┌─ Records to use
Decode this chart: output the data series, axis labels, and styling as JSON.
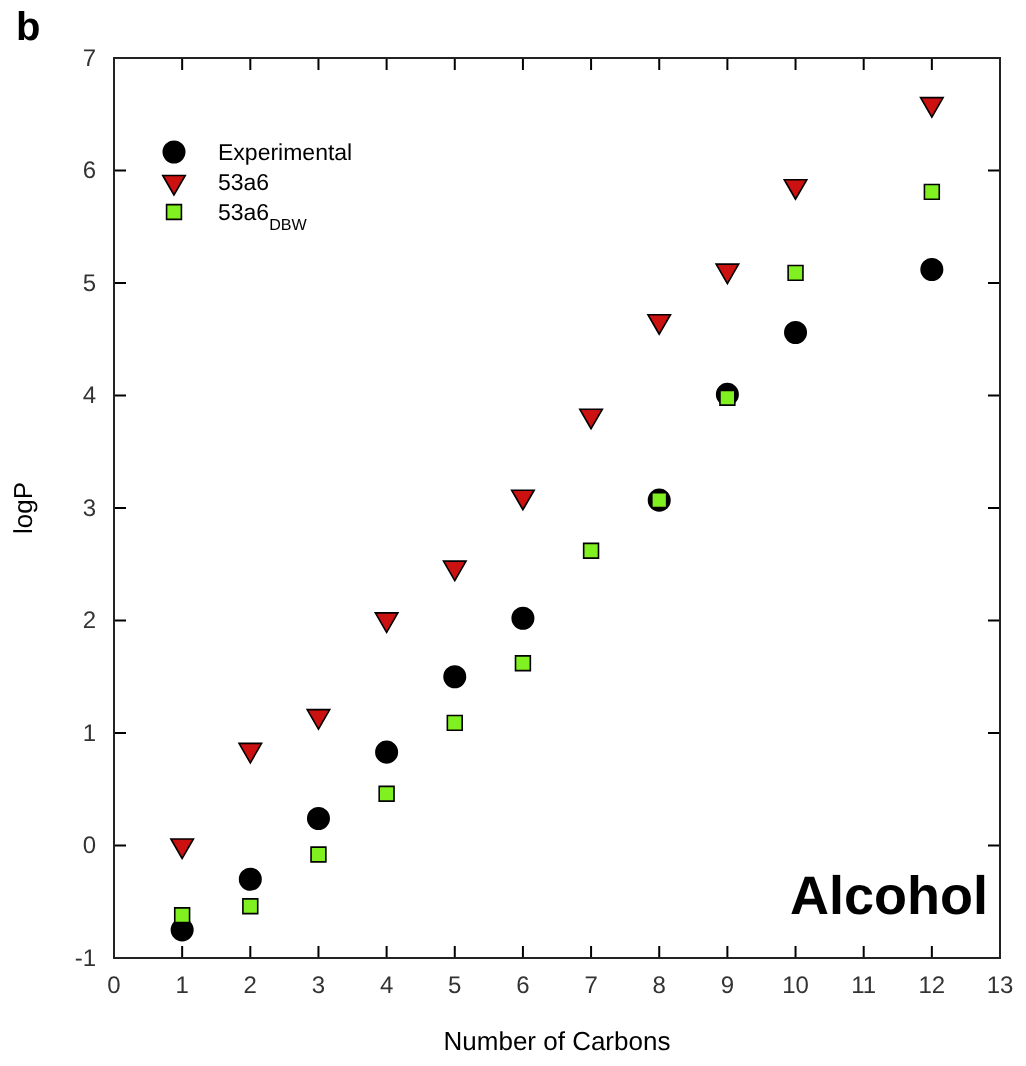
{
  "chart_data": {
    "type": "scatter",
    "title": "b",
    "xlabel": "Number of Carbons",
    "ylabel": "logP",
    "annotations": [
      "Alcohol"
    ],
    "x": [
      1,
      2,
      3,
      4,
      5,
      6,
      7,
      8,
      9,
      10,
      12
    ],
    "series": [
      {
        "name": "Experimental",
        "color": "#000000",
        "marker": "circle",
        "values": [
          -0.75,
          -0.3,
          0.24,
          0.83,
          1.5,
          2.02,
          null,
          3.07,
          4.01,
          4.56,
          5.12
        ]
      },
      {
        "name": "53a6",
        "color": "#cc1111",
        "marker": "triangle",
        "values": [
          0.0,
          0.85,
          1.15,
          2.01,
          2.47,
          3.1,
          3.82,
          4.66,
          5.11,
          5.86,
          6.59
        ]
      },
      {
        "name": "53a6$_{DBW}$",
        "color": "#80f020",
        "marker": "square",
        "values": [
          -0.62,
          -0.54,
          -0.08,
          0.46,
          1.09,
          1.62,
          2.62,
          3.07,
          3.98,
          5.09,
          5.81
        ]
      }
    ],
    "xlim": [
      0,
      13
    ],
    "xticks": [
      0,
      1,
      2,
      3,
      4,
      5,
      6,
      7,
      8,
      9,
      10,
      11,
      12,
      13
    ],
    "ylim": [
      -1,
      7
    ],
    "yticks": [
      -1,
      0,
      1,
      2,
      3,
      4,
      5,
      6,
      7
    ],
    "legend": "top left",
    "grid": false
  }
}
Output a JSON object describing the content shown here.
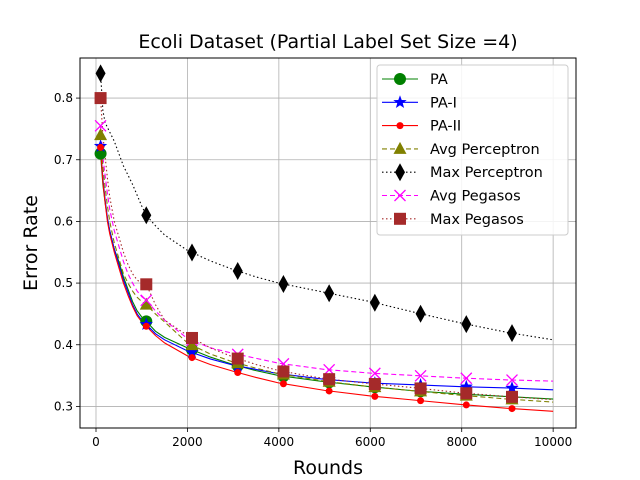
{
  "chart_data": {
    "type": "line",
    "title": "Ecoli Dataset (Partial Label Set Size =4)",
    "xlabel": "Rounds",
    "ylabel": "Error Rate",
    "xlim": [
      -350,
      10500
    ],
    "ylim": [
      0.265,
      0.865
    ],
    "xticks": [
      0,
      2000,
      4000,
      6000,
      8000,
      10000
    ],
    "yticks": [
      0.3,
      0.4,
      0.5,
      0.6,
      0.7,
      0.8
    ],
    "grid": true,
    "legend_position": "top-right",
    "series": [
      {
        "name": "PA",
        "color": "#008000",
        "line_style": "solid",
        "marker": "circle",
        "marker_x": [
          100,
          1100,
          2100,
          3100,
          4100,
          5100,
          6100,
          7100,
          8100,
          9100
        ],
        "x": [
          100,
          150,
          200,
          250,
          300,
          400,
          500,
          600,
          700,
          800,
          900,
          1000,
          1100,
          1300,
          1500,
          2000,
          2500,
          3000,
          3500,
          4000,
          5000,
          6000,
          7000,
          8000,
          9000,
          10000
        ],
        "y": [
          0.71,
          0.66,
          0.63,
          0.605,
          0.585,
          0.555,
          0.535,
          0.51,
          0.49,
          0.47,
          0.455,
          0.445,
          0.438,
          0.422,
          0.412,
          0.395,
          0.38,
          0.368,
          0.358,
          0.35,
          0.34,
          0.332,
          0.325,
          0.32,
          0.316,
          0.312
        ]
      },
      {
        "name": "PA-I",
        "color": "#0000ff",
        "line_style": "solid",
        "marker": "star",
        "marker_x": [
          100,
          1100,
          2100,
          3100,
          4100,
          5100,
          6100,
          7100,
          8100,
          9100
        ],
        "x": [
          100,
          150,
          200,
          250,
          300,
          400,
          500,
          600,
          700,
          800,
          900,
          1000,
          1100,
          1300,
          1500,
          2000,
          2500,
          3000,
          3500,
          4000,
          5000,
          6000,
          7000,
          8000,
          9000,
          10000
        ],
        "y": [
          0.722,
          0.67,
          0.635,
          0.605,
          0.585,
          0.555,
          0.53,
          0.505,
          0.485,
          0.465,
          0.45,
          0.44,
          0.433,
          0.418,
          0.408,
          0.39,
          0.377,
          0.367,
          0.36,
          0.353,
          0.344,
          0.338,
          0.335,
          0.332,
          0.33,
          0.327
        ]
      },
      {
        "name": "PA-II",
        "color": "#ff0000",
        "line_style": "solid",
        "marker": "dot",
        "marker_x": [
          100,
          1100,
          2100,
          3100,
          4100,
          5100,
          6100,
          7100,
          8100,
          9100
        ],
        "x": [
          100,
          150,
          200,
          250,
          300,
          400,
          500,
          600,
          700,
          800,
          900,
          1000,
          1100,
          1300,
          1500,
          2000,
          2500,
          3000,
          3500,
          4000,
          5000,
          6000,
          7000,
          8000,
          9000,
          10000
        ],
        "y": [
          0.72,
          0.665,
          0.63,
          0.6,
          0.58,
          0.55,
          0.525,
          0.5,
          0.48,
          0.462,
          0.447,
          0.437,
          0.43,
          0.415,
          0.403,
          0.382,
          0.368,
          0.357,
          0.347,
          0.338,
          0.326,
          0.317,
          0.31,
          0.303,
          0.297,
          0.292
        ]
      },
      {
        "name": "Avg Perceptron",
        "color": "#808000",
        "line_style": "dashed",
        "marker": "triangle",
        "marker_x": [
          100,
          1100,
          2100,
          3100,
          4100,
          5100,
          6100,
          7100,
          8100,
          9100
        ],
        "x": [
          100,
          150,
          200,
          250,
          300,
          400,
          500,
          600,
          700,
          800,
          900,
          1000,
          1100,
          1300,
          1500,
          2000,
          2500,
          3000,
          3500,
          4000,
          5000,
          6000,
          7000,
          8000,
          9000,
          10000
        ],
        "y": [
          0.74,
          0.69,
          0.655,
          0.625,
          0.6,
          0.565,
          0.54,
          0.515,
          0.5,
          0.487,
          0.477,
          0.47,
          0.465,
          0.45,
          0.437,
          0.403,
          0.385,
          0.372,
          0.362,
          0.353,
          0.341,
          0.332,
          0.325,
          0.318,
          0.312,
          0.307
        ]
      },
      {
        "name": "Max Perceptron",
        "color": "#000000",
        "line_style": "dotted",
        "marker": "thin-diamond",
        "marker_x": [
          100,
          1100,
          2100,
          3100,
          4100,
          5100,
          6100,
          7100,
          8100,
          9100
        ],
        "x": [
          100,
          150,
          200,
          300,
          400,
          500,
          600,
          800,
          1000,
          1100,
          1300,
          1500,
          2000,
          2500,
          3000,
          3500,
          4000,
          5000,
          6000,
          7000,
          8000,
          9000,
          10000
        ],
        "y": [
          0.84,
          0.78,
          0.76,
          0.745,
          0.73,
          0.71,
          0.69,
          0.66,
          0.625,
          0.61,
          0.593,
          0.578,
          0.553,
          0.536,
          0.522,
          0.51,
          0.5,
          0.485,
          0.47,
          0.452,
          0.435,
          0.42,
          0.408
        ]
      },
      {
        "name": "Avg Pegasos",
        "color": "#ff00ff",
        "line_style": "dashed",
        "marker": "x",
        "marker_x": [
          100,
          1100,
          2100,
          3100,
          4100,
          5100,
          6100,
          7100,
          8100,
          9100
        ],
        "x": [
          100,
          150,
          200,
          250,
          300,
          400,
          500,
          600,
          700,
          800,
          900,
          1000,
          1100,
          1300,
          1500,
          2000,
          2500,
          3000,
          3500,
          4000,
          5000,
          6000,
          7000,
          8000,
          9000,
          10000
        ],
        "y": [
          0.755,
          0.705,
          0.675,
          0.645,
          0.62,
          0.585,
          0.56,
          0.535,
          0.515,
          0.5,
          0.487,
          0.478,
          0.472,
          0.455,
          0.44,
          0.41,
          0.395,
          0.386,
          0.378,
          0.37,
          0.36,
          0.354,
          0.35,
          0.346,
          0.343,
          0.341
        ]
      },
      {
        "name": "Max Pegasos",
        "color": "#a52a2a",
        "line_style": "dotted",
        "marker": "square",
        "marker_x": [
          100,
          1100,
          2100,
          3100,
          4100,
          5100,
          6100,
          7100,
          8100,
          9100
        ],
        "x": [
          100,
          150,
          200,
          250,
          300,
          400,
          500,
          600,
          700,
          800,
          900,
          1000,
          1100,
          1300,
          1500,
          2000,
          2500,
          3000,
          3500,
          4000,
          5000,
          6000,
          7000,
          8000,
          9000,
          10000
        ],
        "y": [
          0.8,
          0.74,
          0.705,
          0.67,
          0.64,
          0.6,
          0.575,
          0.55,
          0.53,
          0.515,
          0.505,
          0.5,
          0.498,
          0.465,
          0.44,
          0.415,
          0.395,
          0.38,
          0.368,
          0.358,
          0.345,
          0.337,
          0.33,
          0.322,
          0.316,
          0.311
        ]
      }
    ]
  }
}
└─
§ Short task:
Please list every line of the records that contains "name".

§ Task output:
        "name": "Experimental",
        "name": "53a6",
        "name": "53a6$_{DBW}$",
        "name": "PA",
        "name": "PA-I",
        "name": "PA-II",
        "name": "Avg Perceptron",
        "name": "Max Perceptron",
        "name": "Avg Pegasos",
        "name": "Max Pegasos",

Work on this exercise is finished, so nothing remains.